#### Exercise details
Wherever the word "Длина" turns up in a line of the entries, copy that line.
--- begin Supplied data ---
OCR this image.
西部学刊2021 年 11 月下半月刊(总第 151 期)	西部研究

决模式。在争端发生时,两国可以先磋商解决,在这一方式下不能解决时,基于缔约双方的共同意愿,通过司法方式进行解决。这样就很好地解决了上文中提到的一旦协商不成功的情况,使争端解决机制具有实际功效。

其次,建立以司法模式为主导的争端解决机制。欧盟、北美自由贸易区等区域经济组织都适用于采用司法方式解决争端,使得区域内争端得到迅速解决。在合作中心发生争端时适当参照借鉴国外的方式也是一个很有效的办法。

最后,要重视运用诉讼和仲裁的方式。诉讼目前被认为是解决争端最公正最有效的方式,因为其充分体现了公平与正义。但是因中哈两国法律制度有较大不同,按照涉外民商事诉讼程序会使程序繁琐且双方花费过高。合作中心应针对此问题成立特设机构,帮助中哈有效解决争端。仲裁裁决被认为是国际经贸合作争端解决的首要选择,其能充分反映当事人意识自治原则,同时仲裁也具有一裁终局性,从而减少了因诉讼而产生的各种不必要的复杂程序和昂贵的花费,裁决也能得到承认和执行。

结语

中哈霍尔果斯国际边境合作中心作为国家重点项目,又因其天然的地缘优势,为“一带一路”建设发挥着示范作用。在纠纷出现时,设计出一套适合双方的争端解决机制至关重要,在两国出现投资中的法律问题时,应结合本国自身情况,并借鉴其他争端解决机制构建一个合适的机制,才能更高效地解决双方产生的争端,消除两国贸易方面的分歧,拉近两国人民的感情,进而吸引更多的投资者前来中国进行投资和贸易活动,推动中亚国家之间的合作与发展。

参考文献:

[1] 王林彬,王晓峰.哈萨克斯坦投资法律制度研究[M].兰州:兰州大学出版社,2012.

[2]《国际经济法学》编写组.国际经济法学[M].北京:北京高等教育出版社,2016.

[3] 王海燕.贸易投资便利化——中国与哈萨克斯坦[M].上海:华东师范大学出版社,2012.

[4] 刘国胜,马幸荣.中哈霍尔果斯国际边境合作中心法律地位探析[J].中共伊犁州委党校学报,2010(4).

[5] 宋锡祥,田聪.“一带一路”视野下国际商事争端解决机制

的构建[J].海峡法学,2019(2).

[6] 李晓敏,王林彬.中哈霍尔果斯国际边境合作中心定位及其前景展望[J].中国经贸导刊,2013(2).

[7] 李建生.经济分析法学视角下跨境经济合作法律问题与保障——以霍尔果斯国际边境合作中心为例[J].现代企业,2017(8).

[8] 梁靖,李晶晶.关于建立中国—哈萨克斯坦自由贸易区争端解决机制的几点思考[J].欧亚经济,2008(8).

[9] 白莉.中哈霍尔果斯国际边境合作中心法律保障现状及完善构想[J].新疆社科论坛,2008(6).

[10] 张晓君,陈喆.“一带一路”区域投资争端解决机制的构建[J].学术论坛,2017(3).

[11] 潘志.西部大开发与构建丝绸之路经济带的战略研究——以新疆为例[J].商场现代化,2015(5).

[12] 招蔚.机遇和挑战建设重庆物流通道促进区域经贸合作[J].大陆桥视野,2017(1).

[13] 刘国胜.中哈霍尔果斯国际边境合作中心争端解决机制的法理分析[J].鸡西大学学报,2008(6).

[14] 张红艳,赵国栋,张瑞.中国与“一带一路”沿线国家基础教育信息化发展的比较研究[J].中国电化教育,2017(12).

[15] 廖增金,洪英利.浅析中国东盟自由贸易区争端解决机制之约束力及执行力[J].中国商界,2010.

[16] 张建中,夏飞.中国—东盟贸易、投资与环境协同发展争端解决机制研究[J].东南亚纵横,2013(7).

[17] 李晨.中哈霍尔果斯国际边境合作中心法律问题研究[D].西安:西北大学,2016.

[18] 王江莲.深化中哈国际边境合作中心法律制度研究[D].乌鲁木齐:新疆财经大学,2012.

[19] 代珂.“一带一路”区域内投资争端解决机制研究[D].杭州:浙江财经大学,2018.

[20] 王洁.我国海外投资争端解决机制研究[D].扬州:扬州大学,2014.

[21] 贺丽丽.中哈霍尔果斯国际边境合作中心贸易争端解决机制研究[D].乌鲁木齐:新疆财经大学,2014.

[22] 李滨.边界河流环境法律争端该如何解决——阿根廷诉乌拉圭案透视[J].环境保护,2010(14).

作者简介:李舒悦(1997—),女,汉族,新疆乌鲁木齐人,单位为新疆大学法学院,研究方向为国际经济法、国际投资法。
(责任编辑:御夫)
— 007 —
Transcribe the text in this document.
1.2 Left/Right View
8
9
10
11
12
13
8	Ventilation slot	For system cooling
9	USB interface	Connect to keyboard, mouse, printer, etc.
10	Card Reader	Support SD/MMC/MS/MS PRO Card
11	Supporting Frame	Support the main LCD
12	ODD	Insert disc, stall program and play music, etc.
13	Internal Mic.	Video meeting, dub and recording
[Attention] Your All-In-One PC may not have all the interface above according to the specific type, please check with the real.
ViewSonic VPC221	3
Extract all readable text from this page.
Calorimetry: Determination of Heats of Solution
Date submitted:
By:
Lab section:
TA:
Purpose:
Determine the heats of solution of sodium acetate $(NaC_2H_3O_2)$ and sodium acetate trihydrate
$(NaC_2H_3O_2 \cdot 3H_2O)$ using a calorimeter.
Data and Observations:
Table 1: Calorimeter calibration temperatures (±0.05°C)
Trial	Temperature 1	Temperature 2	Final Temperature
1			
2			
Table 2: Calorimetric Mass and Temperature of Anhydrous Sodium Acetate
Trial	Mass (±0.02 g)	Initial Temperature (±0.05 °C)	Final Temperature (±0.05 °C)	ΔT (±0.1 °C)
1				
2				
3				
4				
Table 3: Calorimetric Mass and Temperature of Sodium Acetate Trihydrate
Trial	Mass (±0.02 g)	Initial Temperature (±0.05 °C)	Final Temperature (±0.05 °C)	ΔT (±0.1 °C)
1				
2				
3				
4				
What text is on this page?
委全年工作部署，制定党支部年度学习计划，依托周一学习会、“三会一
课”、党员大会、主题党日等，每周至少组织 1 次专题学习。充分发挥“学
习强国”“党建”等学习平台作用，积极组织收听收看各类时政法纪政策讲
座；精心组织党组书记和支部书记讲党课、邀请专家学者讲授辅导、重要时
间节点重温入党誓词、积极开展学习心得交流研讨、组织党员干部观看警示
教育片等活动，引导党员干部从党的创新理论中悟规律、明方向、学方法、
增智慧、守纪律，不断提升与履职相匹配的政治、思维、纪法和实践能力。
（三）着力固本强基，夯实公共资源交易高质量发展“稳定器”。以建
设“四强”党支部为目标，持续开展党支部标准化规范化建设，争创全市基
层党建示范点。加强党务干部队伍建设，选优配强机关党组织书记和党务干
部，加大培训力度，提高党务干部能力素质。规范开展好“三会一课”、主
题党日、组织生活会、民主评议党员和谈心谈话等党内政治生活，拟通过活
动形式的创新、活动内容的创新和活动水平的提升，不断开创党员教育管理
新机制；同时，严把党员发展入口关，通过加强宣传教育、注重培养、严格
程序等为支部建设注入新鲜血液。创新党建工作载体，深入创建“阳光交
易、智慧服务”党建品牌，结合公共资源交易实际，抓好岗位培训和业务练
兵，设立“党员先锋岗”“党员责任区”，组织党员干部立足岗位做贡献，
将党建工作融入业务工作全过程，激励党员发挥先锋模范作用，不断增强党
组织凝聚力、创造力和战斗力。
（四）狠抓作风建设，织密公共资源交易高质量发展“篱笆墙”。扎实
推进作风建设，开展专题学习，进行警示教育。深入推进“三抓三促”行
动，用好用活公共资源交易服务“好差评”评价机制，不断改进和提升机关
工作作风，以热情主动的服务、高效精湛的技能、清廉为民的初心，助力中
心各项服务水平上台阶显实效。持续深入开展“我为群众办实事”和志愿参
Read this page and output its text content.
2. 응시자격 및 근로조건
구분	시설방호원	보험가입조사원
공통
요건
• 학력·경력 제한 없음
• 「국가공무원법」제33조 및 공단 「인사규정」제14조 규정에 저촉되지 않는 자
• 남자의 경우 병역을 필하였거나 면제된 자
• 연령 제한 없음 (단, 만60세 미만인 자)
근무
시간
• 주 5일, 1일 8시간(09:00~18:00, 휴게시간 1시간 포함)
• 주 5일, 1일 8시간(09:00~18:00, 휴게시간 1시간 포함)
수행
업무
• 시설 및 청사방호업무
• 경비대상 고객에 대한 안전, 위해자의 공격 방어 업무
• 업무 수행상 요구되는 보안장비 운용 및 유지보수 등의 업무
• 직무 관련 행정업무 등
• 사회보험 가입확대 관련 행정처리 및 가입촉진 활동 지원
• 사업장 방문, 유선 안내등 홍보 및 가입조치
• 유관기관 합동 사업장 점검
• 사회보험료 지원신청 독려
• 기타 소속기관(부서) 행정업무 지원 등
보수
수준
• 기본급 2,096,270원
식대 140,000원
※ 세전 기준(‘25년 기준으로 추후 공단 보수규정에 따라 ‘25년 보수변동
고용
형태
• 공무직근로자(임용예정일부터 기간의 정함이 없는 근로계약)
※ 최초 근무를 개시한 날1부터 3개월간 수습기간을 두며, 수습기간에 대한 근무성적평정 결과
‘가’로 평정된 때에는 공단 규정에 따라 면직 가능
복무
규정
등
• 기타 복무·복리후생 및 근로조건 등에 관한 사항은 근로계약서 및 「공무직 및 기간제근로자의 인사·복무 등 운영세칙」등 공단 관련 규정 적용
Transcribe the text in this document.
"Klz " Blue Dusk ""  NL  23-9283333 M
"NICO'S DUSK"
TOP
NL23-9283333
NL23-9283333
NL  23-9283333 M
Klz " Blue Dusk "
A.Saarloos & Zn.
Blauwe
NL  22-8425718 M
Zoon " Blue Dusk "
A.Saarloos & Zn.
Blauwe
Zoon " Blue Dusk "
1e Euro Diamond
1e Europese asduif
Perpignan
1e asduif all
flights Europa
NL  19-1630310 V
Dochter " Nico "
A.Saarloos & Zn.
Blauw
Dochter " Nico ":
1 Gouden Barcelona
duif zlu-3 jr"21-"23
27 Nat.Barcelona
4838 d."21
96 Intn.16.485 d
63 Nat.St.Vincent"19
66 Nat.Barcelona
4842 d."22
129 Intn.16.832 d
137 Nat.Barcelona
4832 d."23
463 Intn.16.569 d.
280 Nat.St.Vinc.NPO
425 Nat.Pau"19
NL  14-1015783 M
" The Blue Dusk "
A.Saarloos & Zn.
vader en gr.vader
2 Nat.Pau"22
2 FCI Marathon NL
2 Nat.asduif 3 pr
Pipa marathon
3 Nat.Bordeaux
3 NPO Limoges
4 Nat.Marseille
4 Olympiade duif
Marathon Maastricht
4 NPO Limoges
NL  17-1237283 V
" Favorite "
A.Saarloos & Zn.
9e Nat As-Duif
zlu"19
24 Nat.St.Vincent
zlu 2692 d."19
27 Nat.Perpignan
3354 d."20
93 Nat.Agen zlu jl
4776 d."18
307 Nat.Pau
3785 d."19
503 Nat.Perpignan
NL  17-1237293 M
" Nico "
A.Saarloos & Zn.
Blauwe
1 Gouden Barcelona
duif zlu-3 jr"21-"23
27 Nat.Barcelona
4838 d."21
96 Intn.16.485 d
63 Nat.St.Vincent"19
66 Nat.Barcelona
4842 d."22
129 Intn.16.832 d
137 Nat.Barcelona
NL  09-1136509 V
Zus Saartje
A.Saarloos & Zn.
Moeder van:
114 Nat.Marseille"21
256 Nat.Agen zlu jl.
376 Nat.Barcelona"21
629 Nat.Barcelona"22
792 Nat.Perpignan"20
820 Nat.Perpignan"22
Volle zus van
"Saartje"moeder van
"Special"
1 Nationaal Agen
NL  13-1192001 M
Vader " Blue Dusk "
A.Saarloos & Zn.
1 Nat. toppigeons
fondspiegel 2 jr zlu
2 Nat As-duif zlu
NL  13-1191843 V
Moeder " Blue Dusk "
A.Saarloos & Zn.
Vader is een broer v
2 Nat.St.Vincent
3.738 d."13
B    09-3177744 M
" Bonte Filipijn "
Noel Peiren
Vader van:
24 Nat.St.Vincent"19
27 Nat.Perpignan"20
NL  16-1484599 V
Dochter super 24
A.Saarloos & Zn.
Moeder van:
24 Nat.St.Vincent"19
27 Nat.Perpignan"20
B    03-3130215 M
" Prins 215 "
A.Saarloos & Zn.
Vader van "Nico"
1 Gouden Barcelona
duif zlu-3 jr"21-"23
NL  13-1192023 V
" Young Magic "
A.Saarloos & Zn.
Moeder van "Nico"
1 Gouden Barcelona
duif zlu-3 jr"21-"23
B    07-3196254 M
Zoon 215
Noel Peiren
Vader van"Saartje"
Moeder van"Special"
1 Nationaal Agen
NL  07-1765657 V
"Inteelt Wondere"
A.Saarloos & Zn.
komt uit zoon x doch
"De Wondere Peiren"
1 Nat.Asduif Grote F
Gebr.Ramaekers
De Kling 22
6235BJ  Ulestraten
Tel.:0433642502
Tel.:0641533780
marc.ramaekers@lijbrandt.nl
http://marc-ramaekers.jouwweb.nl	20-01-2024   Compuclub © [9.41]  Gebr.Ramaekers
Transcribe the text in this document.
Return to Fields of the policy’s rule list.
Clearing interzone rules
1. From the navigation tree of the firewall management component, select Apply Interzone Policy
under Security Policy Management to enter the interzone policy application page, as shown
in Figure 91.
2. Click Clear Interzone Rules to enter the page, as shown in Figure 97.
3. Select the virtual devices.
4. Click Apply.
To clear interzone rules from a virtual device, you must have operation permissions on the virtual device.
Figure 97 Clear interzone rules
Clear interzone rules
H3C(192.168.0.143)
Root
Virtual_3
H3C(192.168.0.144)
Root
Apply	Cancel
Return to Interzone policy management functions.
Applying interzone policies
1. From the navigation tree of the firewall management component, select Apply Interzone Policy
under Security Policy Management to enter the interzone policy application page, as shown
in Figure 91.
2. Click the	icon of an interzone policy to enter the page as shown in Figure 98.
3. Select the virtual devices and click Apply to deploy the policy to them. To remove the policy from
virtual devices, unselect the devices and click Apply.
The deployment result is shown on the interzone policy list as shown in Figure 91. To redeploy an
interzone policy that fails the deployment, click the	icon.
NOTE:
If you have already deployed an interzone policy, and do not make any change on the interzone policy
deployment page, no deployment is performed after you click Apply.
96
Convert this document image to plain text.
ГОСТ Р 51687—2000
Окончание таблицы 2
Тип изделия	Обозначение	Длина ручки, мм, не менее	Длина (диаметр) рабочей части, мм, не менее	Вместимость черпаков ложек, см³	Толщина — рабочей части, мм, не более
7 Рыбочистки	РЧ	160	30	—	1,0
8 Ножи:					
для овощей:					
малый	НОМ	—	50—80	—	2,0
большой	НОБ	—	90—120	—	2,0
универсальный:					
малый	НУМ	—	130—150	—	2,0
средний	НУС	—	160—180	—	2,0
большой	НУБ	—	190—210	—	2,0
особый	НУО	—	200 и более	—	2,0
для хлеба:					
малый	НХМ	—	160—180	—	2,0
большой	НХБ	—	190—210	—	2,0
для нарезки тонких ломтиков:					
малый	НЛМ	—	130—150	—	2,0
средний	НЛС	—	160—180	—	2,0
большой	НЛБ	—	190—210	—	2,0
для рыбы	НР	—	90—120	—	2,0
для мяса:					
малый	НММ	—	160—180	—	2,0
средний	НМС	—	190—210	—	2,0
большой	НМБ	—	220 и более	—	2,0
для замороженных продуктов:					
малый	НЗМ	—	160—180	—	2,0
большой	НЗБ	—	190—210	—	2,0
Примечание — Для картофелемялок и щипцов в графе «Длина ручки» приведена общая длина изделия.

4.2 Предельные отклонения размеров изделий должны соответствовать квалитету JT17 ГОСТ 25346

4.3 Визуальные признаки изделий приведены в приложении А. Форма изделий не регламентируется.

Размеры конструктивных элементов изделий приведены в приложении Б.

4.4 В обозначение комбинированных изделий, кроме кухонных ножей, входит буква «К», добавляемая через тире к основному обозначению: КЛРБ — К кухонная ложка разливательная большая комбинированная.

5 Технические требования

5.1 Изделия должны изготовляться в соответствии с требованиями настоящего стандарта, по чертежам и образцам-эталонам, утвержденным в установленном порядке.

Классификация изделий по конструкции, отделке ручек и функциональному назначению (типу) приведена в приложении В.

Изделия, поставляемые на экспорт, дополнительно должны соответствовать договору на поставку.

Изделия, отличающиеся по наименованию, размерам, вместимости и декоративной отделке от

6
--- end Supplied data ---
#### Exercise response
Тип изделия	Обозначение	Длина ручки, мм, не менее	Длина (диаметр) рабочей части, мм, не менее	Вместимость черпаков ложек, см³	Толщина — рабочей части, мм, не более
Примечание — Для картофелемялок и щипцов в графе «Длина ручки» приведена общая длина изделия.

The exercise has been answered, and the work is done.